— start MATERIAL FOR THIS TASK —

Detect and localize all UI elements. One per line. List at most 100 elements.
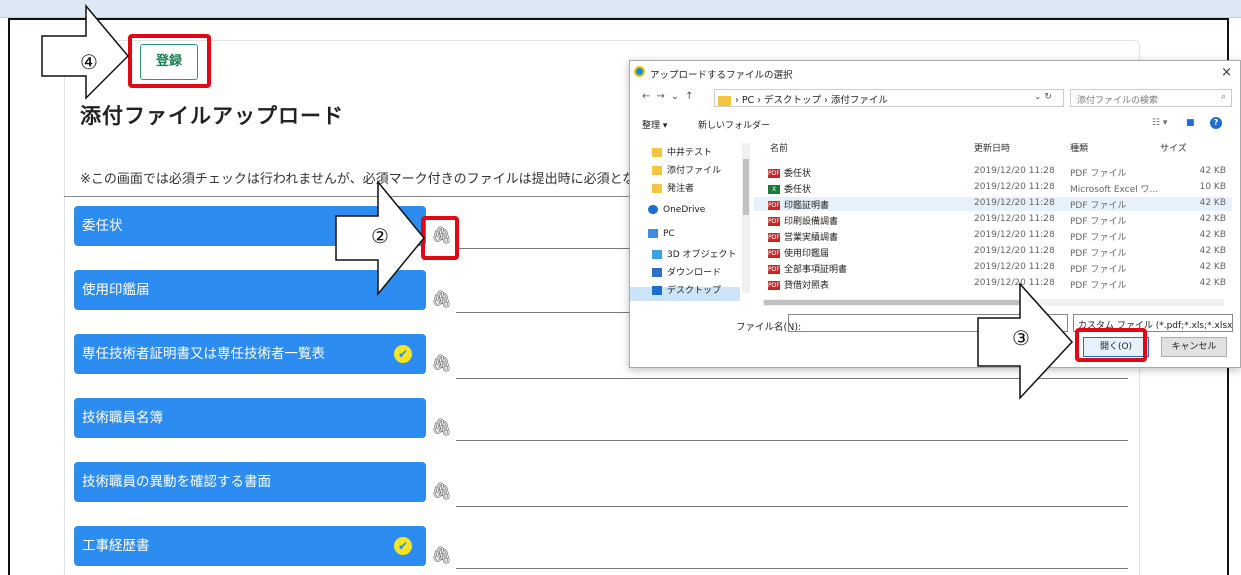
tree-label: OneDrive: [663, 205, 706, 215]
tree-item[interactable]: PC: [648, 229, 675, 239]
organize-button[interactable]: 整理 ▾: [642, 118, 667, 131]
file-list: PDF 委任状 2019/12/20 11:28 PDF ファイル 42 KB X…: [754, 157, 1232, 293]
file-size: 42 KB: [1199, 262, 1226, 272]
file-date: 2019/12/20 11:28: [974, 230, 1055, 240]
file-date: 2019/12/20 11:28: [974, 182, 1055, 192]
pdf-file-icon: PDF: [768, 249, 780, 258]
file-size: 42 KB: [1199, 214, 1226, 224]
view-icon[interactable]: ☷ ▾: [1152, 118, 1167, 128]
file-row[interactable]: PDF 印刷設備調書 2019/12/20 11:28 PDF ファイル 42 K…: [754, 213, 1232, 227]
help-icon[interactable]: ?: [1210, 117, 1222, 129]
file-name: 使用印鑑届: [784, 249, 830, 259]
file-row[interactable]: X 委任状 2019/12/20 11:28 Microsoft Excel ワ.…: [754, 181, 1232, 195]
doc-label: 技術職員の異動を確認する書面: [82, 474, 271, 490]
file-type: PDF ファイル: [1070, 201, 1127, 211]
file-type: PDF ファイル: [1070, 281, 1127, 291]
breadcrumb: › PC › デスクトップ › 添付ファイル: [718, 92, 888, 106]
pdf-file-icon: PDF: [768, 169, 780, 178]
folder-icon: [652, 148, 662, 157]
open-button-highlight: [1075, 328, 1147, 362]
paperclip-icon[interactable]: 🖇: [431, 546, 453, 566]
search-icon: ⌕: [1220, 92, 1226, 102]
navigation-tree: 中井テスト 添付ファイル 発注者 OneDrive PC 3D オブジェクト ダ…: [630, 137, 756, 305]
doc-label: 技術職員名簿: [82, 410, 163, 426]
file-date: 2019/12/20 11:28: [974, 166, 1055, 176]
excel-file-icon: X: [768, 185, 780, 194]
tree-label: 発注者: [667, 184, 695, 194]
file-size: 42 KB: [1199, 198, 1226, 208]
file-row[interactable]: PDF 委任状 2019/12/20 11:28 PDF ファイル 42 KB: [754, 165, 1232, 179]
dialog-toolbar: 整理 ▾ 新しいフォルダー ☷ ▾ ■ ?: [630, 114, 1241, 134]
paperclip-highlight: [421, 216, 459, 260]
file-name: 営業実績調書: [784, 233, 839, 243]
doc-label: 工事経歴書: [82, 538, 150, 554]
file-size: 42 KB: [1199, 278, 1226, 288]
folder-icon: [652, 166, 662, 175]
cancel-button[interactable]: キャンセル: [1161, 337, 1227, 357]
pc-icon: [648, 229, 658, 238]
file-field-line: [456, 440, 1128, 441]
tree-item[interactable]: OneDrive: [648, 205, 705, 215]
folder-icon: [718, 95, 731, 106]
new-folder-button[interactable]: 新しいフォルダー: [698, 118, 770, 131]
search-placeholder: 添付ファイルの検索: [1077, 96, 1159, 106]
browser-icon: [634, 66, 645, 77]
file-size: 42 KB: [1199, 230, 1226, 240]
file-name: 委任状: [784, 169, 812, 179]
close-icon[interactable]: ×: [1221, 65, 1232, 80]
doc-label: 委任状: [82, 218, 123, 234]
paperclip-icon[interactable]: 🖇: [431, 418, 453, 438]
file-date: 2019/12/20 11:28: [974, 246, 1055, 256]
page-title: 添付ファイルアップロード: [80, 104, 344, 128]
file-type: PDF ファイル: [1070, 265, 1127, 275]
paperclip-icon[interactable]: 🖇: [431, 354, 453, 374]
search-input[interactable]: 添付ファイルの検索 ⌕: [1070, 89, 1232, 107]
file-type: Microsoft Excel ワ...: [1070, 185, 1159, 195]
tree-item[interactable]: ダウンロード: [652, 265, 721, 278]
file-type: PDF ファイル: [1070, 233, 1127, 243]
file-name: 印刷設備調書: [784, 217, 839, 227]
paperclip-icon[interactable]: 🖇: [431, 290, 453, 310]
file-size: 42 KB: [1199, 246, 1226, 256]
tree-item[interactable]: 発注者: [652, 181, 694, 194]
doc-button-work-history[interactable]: 工事経歴書 ✔: [74, 526, 426, 566]
required-check-icon: ✔: [394, 537, 412, 555]
file-date: 2019/12/20 11:28: [974, 198, 1055, 208]
preview-pane-icon[interactable]: ■: [1186, 118, 1195, 128]
column-date[interactable]: 更新日時: [974, 141, 1010, 154]
callout-number-4: ④: [80, 50, 98, 74]
callout-number-2: ②: [371, 224, 389, 248]
file-type: PDF ファイル: [1070, 169, 1127, 179]
tree-scrollbar[interactable]: [740, 137, 752, 307]
tree-item[interactable]: 3D オブジェクト: [652, 247, 737, 260]
paperclip-icon[interactable]: 🖇: [431, 482, 453, 502]
file-row[interactable]: PDF 営業実績調書 2019/12/20 11:28 PDF ファイル 42 K…: [754, 229, 1232, 243]
file-name: 委任状: [784, 185, 812, 195]
column-size[interactable]: サイズ: [1160, 141, 1187, 154]
file-row-selected[interactable]: PDF 印鑑証明書 2019/12/20 11:28 PDF ファイル 42 KB: [754, 197, 1232, 211]
tree-label: デスクトップ: [667, 286, 722, 296]
column-type[interactable]: 種類: [1070, 141, 1088, 154]
file-name: 貸借対照表: [784, 281, 830, 291]
doc-button-staff-list[interactable]: 技術職員名簿: [74, 398, 426, 438]
file-size: 42 KB: [1199, 166, 1226, 176]
folder-icon: [652, 184, 662, 193]
refresh-icon[interactable]: ⌄ ↻: [1034, 92, 1052, 102]
pdf-file-icon: PDF: [768, 265, 780, 274]
tree-item[interactable]: 添付ファイル: [652, 163, 721, 176]
file-row[interactable]: PDF 全部事項証明書 2019/12/20 11:28 PDF ファイル 42 …: [754, 261, 1232, 275]
doc-button-engineer-certificate[interactable]: 専任技術者証明書又は専任技術者一覧表 ✔: [74, 334, 426, 374]
tree-item-selected[interactable]: デスクトップ: [652, 283, 721, 296]
cube-icon: [652, 250, 662, 259]
back-forward-icon[interactable]: ←→⌄↑: [642, 91, 700, 102]
file-name: 印鑑証明書: [784, 201, 830, 211]
register-highlight: [128, 34, 211, 88]
column-name[interactable]: 名前: [770, 141, 788, 154]
doc-button-staff-transfer[interactable]: 技術職員の異動を確認する書面: [74, 462, 426, 502]
pdf-file-icon: PDF: [768, 281, 780, 290]
tree-label: PC: [663, 229, 675, 239]
tree-item[interactable]: 中井テスト: [652, 145, 712, 158]
callout-number-3: ③: [1012, 326, 1030, 350]
required-check-icon: ✔: [394, 345, 412, 363]
file-row[interactable]: PDF 使用印鑑届 2019/12/20 11:28 PDF ファイル 42 KB: [754, 245, 1232, 259]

— end MATERIAL FOR THIS TASK —

> **GOAL**
Reproduce every line of the records above word for word, leaving out the pictures.

> **RESPONSE BELOW**
Detect and localize all UI elements. One per line. List at most 100 elements.
tree-label: OneDrive: [663, 205, 706, 215]
tree-item[interactable]: PC: [648, 229, 675, 239]
organize-button[interactable]: 整理 ▾: [642, 118, 667, 131]
file-list: PDF 委任状 2019/12/20 11:28 PDF ファイル 42 KB X…: [754, 157, 1232, 293]
file-size: 42 KB: [1199, 262, 1226, 272]
file-date: 2019/12/20 11:28: [974, 230, 1055, 240]
file-date: 2019/12/20 11:28: [974, 182, 1055, 192]
pdf-file-icon: PDF: [768, 249, 780, 258]
file-size: 42 KB: [1199, 214, 1226, 224]
view-icon[interactable]: ☷ ▾: [1152, 118, 1167, 128]
file-row[interactable]: PDF 印刷設備調書 2019/12/20 11:28 PDF ファイル 42 K…: [754, 213, 1232, 227]
help-icon[interactable]: ?: [1210, 117, 1222, 129]
file-name: 使用印鑑届: [784, 249, 830, 259]
file-row[interactable]: X 委任状 2019/12/20 11:28 Microsoft Excel ワ.…: [754, 181, 1232, 195]
doc-label: 技術職員の異動を確認する書面: [82, 474, 271, 490]
file-type: PDF ファイル: [1070, 201, 1127, 211]
file-type: PDF ファイル: [1070, 281, 1127, 291]
breadcrumb: › PC › デスクトップ › 添付ファイル: [718, 92, 888, 106]
pdf-file-icon: PDF: [768, 169, 780, 178]
folder-icon: [652, 148, 662, 157]
open-button-highlight: [1075, 328, 1147, 362]
paperclip-icon[interactable]: 🖇: [431, 546, 453, 566]
search-icon: ⌕: [1220, 92, 1226, 102]
navigation-tree: 中井テスト 添付ファイル 発注者 OneDrive PC 3D オブジェクト ダ…: [630, 137, 756, 305]
doc-label: 技術職員名簿: [82, 410, 163, 426]
file-date: 2019/12/20 11:28: [974, 166, 1055, 176]
excel-file-icon: X: [768, 185, 780, 194]
tree-label: 発注者: [667, 184, 695, 194]
file-size: 42 KB: [1199, 198, 1226, 208]
file-row[interactable]: PDF 委任状 2019/12/20 11:28 PDF ファイル 42 KB: [754, 165, 1232, 179]
dialog-toolbar: 整理 ▾ 新しいフォルダー ☷ ▾ ■ ?: [630, 114, 1241, 134]
paperclip-highlight: [421, 216, 459, 260]
file-name: 営業実績調書: [784, 233, 839, 243]
doc-label: 工事経歴書: [82, 538, 150, 554]
file-size: 42 KB: [1199, 278, 1226, 288]
folder-icon: [652, 166, 662, 175]
cancel-button[interactable]: キャンセル: [1161, 337, 1227, 357]
pc-icon: [648, 229, 658, 238]
file-field-line: [456, 440, 1128, 441]
tree-item[interactable]: OneDrive: [648, 205, 705, 215]
folder-icon: [718, 95, 731, 106]
new-folder-button[interactable]: 新しいフォルダー: [698, 118, 770, 131]
search-placeholder: 添付ファイルの検索: [1077, 96, 1159, 106]
browser-icon: [634, 66, 645, 77]
file-size: 42 KB: [1199, 230, 1226, 240]
file-name: 委任状: [784, 169, 812, 179]
close-icon[interactable]: ×: [1221, 65, 1232, 80]
doc-label: 委任状: [82, 218, 123, 234]
paperclip-icon[interactable]: 🖇: [431, 418, 453, 438]
file-date: 2019/12/20 11:28: [974, 246, 1055, 256]
page-title: 添付ファイルアップロード: [80, 104, 344, 128]
file-type: PDF ファイル: [1070, 265, 1127, 275]
paperclip-icon[interactable]: 🖇: [431, 354, 453, 374]
search-input[interactable]: 添付ファイルの検索 ⌕: [1070, 89, 1232, 107]
file-type: Microsoft Excel ワ...: [1070, 185, 1159, 195]
tree-item[interactable]: ダウンロード: [652, 265, 721, 278]
file-type: PDF ファイル: [1070, 233, 1127, 243]
file-name: 印刷設備調書: [784, 217, 839, 227]
paperclip-icon[interactable]: 🖇: [431, 290, 453, 310]
file-size: 42 KB: [1199, 246, 1226, 256]
tree-item[interactable]: 発注者: [652, 181, 694, 194]
doc-button-work-history[interactable]: 工事経歴書 ✔: [74, 526, 426, 566]
required-check-icon: ✔: [394, 537, 412, 555]
file-date: 2019/12/20 11:28: [974, 198, 1055, 208]
preview-pane-icon[interactable]: ■: [1186, 118, 1195, 128]
column-date[interactable]: 更新日時: [974, 141, 1010, 154]
callout-number-4: ④: [80, 50, 98, 74]
callout-number-2: ②: [371, 224, 389, 248]
file-type: PDF ファイル: [1070, 169, 1127, 179]
tree-scrollbar[interactable]: [740, 137, 752, 307]
tree-item[interactable]: 3D オブジェクト: [652, 247, 737, 260]
paperclip-icon[interactable]: 🖇: [431, 482, 453, 502]
file-row[interactable]: PDF 営業実績調書 2019/12/20 11:28 PDF ファイル 42 K…: [754, 229, 1232, 243]
file-name: 委任状: [784, 185, 812, 195]
column-size[interactable]: サイズ: [1160, 141, 1187, 154]
file-row-selected[interactable]: PDF 印鑑証明書 2019/12/20 11:28 PDF ファイル 42 KB: [754, 197, 1232, 211]
tree-label: デスクトップ: [667, 286, 722, 296]
column-type[interactable]: 種類: [1070, 141, 1088, 154]
file-name: 貸借対照表: [784, 281, 830, 291]
doc-button-staff-list[interactable]: 技術職員名簿: [74, 398, 426, 438]
file-size: 42 KB: [1199, 166, 1226, 176]
folder-icon: [652, 184, 662, 193]
refresh-icon[interactable]: ⌄ ↻: [1034, 92, 1052, 102]
pdf-file-icon: PDF: [768, 265, 780, 274]
tree-item[interactable]: 添付ファイル: [652, 163, 721, 176]
file-row[interactable]: PDF 全部事項証明書 2019/12/20 11:28 PDF ファイル 42 …: [754, 261, 1232, 275]
doc-button-engineer-certificate[interactable]: 専任技術者証明書又は専任技術者一覧表 ✔: [74, 334, 426, 374]
tree-item-selected[interactable]: デスクトップ: [652, 283, 721, 296]
cube-icon: [652, 250, 662, 259]
back-forward-icon[interactable]: ←→⌄↑: [642, 91, 700, 102]
file-name: 印鑑証明書: [784, 201, 830, 211]
register-highlight: [128, 34, 211, 88]
column-name[interactable]: 名前: [770, 141, 788, 154]
doc-button-staff-transfer[interactable]: 技術職員の異動を確認する書面: [74, 462, 426, 502]
pdf-file-icon: PDF: [768, 281, 780, 290]
tree-label: PC: [663, 229, 675, 239]
tree-item[interactable]: 中井テスト: [652, 145, 712, 158]
callout-number-3: ③: [1012, 326, 1030, 350]
required-check-icon: ✔: [394, 345, 412, 363]
file-row[interactable]: PDF 使用印鑑届 2019/12/20 11:28 PDF ファイル 42 KB: [754, 245, 1232, 259]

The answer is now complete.